:: INSTRUCTIONS TO FOLLOW ::
Type the records out again in full, exactly.

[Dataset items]
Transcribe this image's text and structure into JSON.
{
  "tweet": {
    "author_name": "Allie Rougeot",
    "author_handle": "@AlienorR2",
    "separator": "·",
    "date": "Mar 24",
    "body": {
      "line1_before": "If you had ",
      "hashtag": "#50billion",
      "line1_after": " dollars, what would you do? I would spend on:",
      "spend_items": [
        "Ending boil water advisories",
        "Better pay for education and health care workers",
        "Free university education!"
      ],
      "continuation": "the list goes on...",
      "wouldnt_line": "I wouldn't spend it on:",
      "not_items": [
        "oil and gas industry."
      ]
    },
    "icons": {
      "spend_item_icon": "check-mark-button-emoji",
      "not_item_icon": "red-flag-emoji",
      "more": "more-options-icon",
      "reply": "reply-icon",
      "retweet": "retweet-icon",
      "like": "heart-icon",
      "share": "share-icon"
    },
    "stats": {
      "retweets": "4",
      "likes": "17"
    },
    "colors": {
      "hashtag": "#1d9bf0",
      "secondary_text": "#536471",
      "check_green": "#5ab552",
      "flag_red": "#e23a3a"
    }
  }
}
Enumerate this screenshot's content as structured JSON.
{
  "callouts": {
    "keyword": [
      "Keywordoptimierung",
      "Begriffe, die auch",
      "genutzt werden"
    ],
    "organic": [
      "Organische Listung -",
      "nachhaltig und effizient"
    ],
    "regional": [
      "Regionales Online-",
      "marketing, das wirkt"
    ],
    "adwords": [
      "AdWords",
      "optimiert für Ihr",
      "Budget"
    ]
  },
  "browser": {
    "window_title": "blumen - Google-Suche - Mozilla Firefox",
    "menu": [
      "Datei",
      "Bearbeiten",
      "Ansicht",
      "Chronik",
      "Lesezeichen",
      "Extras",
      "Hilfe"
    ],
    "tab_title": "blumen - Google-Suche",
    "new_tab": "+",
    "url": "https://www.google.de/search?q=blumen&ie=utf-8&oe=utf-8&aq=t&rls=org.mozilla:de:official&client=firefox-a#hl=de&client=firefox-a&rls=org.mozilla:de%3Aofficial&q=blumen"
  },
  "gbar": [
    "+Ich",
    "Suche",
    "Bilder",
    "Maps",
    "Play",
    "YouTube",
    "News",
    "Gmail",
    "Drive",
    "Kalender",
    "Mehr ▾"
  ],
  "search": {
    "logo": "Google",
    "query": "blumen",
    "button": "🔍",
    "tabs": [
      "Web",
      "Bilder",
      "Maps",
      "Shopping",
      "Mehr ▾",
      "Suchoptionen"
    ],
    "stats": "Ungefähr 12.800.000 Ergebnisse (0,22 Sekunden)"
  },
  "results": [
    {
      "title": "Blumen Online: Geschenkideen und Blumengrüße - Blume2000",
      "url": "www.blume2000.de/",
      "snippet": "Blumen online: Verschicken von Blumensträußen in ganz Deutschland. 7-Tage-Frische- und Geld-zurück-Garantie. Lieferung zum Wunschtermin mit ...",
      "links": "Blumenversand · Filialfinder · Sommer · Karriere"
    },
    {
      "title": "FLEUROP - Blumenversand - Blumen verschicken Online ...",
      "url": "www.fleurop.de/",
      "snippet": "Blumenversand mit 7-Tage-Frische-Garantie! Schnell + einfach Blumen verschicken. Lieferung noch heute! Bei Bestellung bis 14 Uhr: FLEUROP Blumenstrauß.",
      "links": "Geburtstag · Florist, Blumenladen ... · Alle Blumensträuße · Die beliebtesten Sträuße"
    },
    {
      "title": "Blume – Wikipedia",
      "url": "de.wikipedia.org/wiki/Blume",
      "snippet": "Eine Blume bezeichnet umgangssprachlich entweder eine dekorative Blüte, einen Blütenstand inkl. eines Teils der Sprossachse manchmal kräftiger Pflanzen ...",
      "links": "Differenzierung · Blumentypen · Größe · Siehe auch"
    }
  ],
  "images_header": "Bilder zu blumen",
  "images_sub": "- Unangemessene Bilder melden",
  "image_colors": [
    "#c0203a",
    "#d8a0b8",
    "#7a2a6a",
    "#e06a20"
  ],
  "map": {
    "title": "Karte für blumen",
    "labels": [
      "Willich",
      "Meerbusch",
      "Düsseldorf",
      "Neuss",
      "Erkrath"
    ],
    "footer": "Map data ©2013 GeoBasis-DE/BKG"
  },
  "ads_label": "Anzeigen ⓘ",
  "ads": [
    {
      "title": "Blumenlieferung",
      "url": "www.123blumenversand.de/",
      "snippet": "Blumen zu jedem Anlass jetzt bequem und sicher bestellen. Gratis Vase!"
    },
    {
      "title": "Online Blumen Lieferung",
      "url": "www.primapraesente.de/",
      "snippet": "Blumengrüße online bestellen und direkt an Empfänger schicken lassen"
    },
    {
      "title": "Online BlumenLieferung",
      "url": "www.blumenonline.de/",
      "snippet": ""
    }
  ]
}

:: WORKED SOLUTION ::
Transcribe this image's text and structure into JSON.
{
  "tweet": {
    "author_name": "Allie Rougeot",
    "author_handle": "@AlienorR2",
    "separator": "·",
    "date": "Mar 24",
    "body": {
      "line1_before": "If you had ",
      "hashtag": "#50billion",
      "line1_after": " dollars, what would you do? I would spend on:",
      "spend_items": [
        "Ending boil water advisories",
        "Better pay for education and health care workers",
        "Free university education!"
      ],
      "continuation": "the list goes on...",
      "wouldnt_line": "I wouldn't spend it on:",
      "not_items": [
        "oil and gas industry."
      ]
    },
    "icons": {
      "spend_item_icon": "check-mark-button-emoji",
      "not_item_icon": "red-flag-emoji",
      "more": "more-options-icon",
      "reply": "reply-icon",
      "retweet": "retweet-icon",
      "like": "heart-icon",
      "share": "share-icon"
    },
    "stats": {
      "retweets": "4",
      "likes": "17"
    },
    "colors": {
      "hashtag": "#1d9bf0",
      "secondary_text": "#536471",
      "check_green": "#5ab552",
      "flag_red": "#e23a3a"
    }
  }
}
Enumerate this screenshot's content as structured JSON.
{
  "callouts": {
    "keyword": [
      "Keywordoptimierung",
      "Begriffe, die auch",
      "genutzt werden"
    ],
    "organic": [
      "Organische Listung -",
      "nachhaltig und effizient"
    ],
    "regional": [
      "Regionales Online-",
      "marketing, das wirkt"
    ],
    "adwords": [
      "AdWords",
      "optimiert für Ihr",
      "Budget"
    ]
  },
  "browser": {
    "window_title": "blumen - Google-Suche - Mozilla Firefox",
    "menu": [
      "Datei",
      "Bearbeiten",
      "Ansicht",
      "Chronik",
      "Lesezeichen",
      "Extras",
      "Hilfe"
    ],
    "tab_title": "blumen - Google-Suche",
    "new_tab": "+",
    "url": "https://www.google.de/search?q=blumen&ie=utf-8&oe=utf-8&aq=t&rls=org.mozilla:de:official&client=firefox-a#hl=de&client=firefox-a&rls=org.mozilla:de%3Aofficial&q=blumen"
  },
  "gbar": [
    "+Ich",
    "Suche",
    "Bilder",
    "Maps",
    "Play",
    "YouTube",
    "News",
    "Gmail",
    "Drive",
    "Kalender",
    "Mehr ▾"
  ],
  "search": {
    "logo": "Google",
    "query": "blumen",
    "button": "🔍",
    "tabs": [
      "Web",
      "Bilder",
      "Maps",
      "Shopping",
      "Mehr ▾",
      "Suchoptionen"
    ],
    "stats": "Ungefähr 12.800.000 Ergebnisse (0,22 Sekunden)"
  },
  "results": [
    {
      "title": "Blumen Online: Geschenkideen und Blumengrüße - Blume2000",
      "url": "www.blume2000.de/",
      "snippet": "Blumen online: Verschicken von Blumensträußen in ganz Deutschland. 7-Tage-Frische- und Geld-zurück-Garantie. Lieferung zum Wunschtermin mit ...",
      "links": "Blumenversand · Filialfinder · Sommer · Karriere"
    },
    {
      "title": "FLEUROP - Blumenversand - Blumen verschicken Online ...",
      "url": "www.fleurop.de/",
      "snippet": "Blumenversand mit 7-Tage-Frische-Garantie! Schnell + einfach Blumen verschicken. Lieferung noch heute! Bei Bestellung bis 14 Uhr: FLEUROP Blumenstrauß.",
      "links": "Geburtstag · Florist, Blumenladen ... · Alle Blumensträuße · Die beliebtesten Sträuße"
    },
    {
      "title": "Blume – Wikipedia",
      "url": "de.wikipedia.org/wiki/Blume",
      "snippet": "Eine Blume bezeichnet umgangssprachlich entweder eine dekorative Blüte, einen Blütenstand inkl. eines Teils der Sprossachse manchmal kräftiger Pflanzen ...",
      "links": "Differenzierung · Blumentypen · Größe · Siehe auch"
    }
  ],
  "images_header": "Bilder zu blumen",
  "images_sub": "- Unangemessene Bilder melden",
  "image_colors": [
    "#c0203a",
    "#d8a0b8",
    "#7a2a6a",
    "#e06a20"
  ],
  "map": {
    "title": "Karte für blumen",
    "labels": [
      "Willich",
      "Meerbusch",
      "Düsseldorf",
      "Neuss",
      "Erkrath"
    ],
    "footer": "Map data ©2013 GeoBasis-DE/BKG"
  },
  "ads_label": "Anzeigen ⓘ",
  "ads": [
    {
      "title": "Blumenlieferung",
      "url": "www.123blumenversand.de/",
      "snippet": "Blumen zu jedem Anlass jetzt bequem und sicher bestellen. Gratis Vase!"
    },
    {
      "title": "Online Blumen Lieferung",
      "url": "www.primapraesente.de/",
      "snippet": "Blumengrüße online bestellen und direkt an Empfänger schicken lassen"
    },
    {
      "title": "Online BlumenLieferung",
      "url": "www.blumenonline.de/",
      "snippet": ""
    }
  ]
}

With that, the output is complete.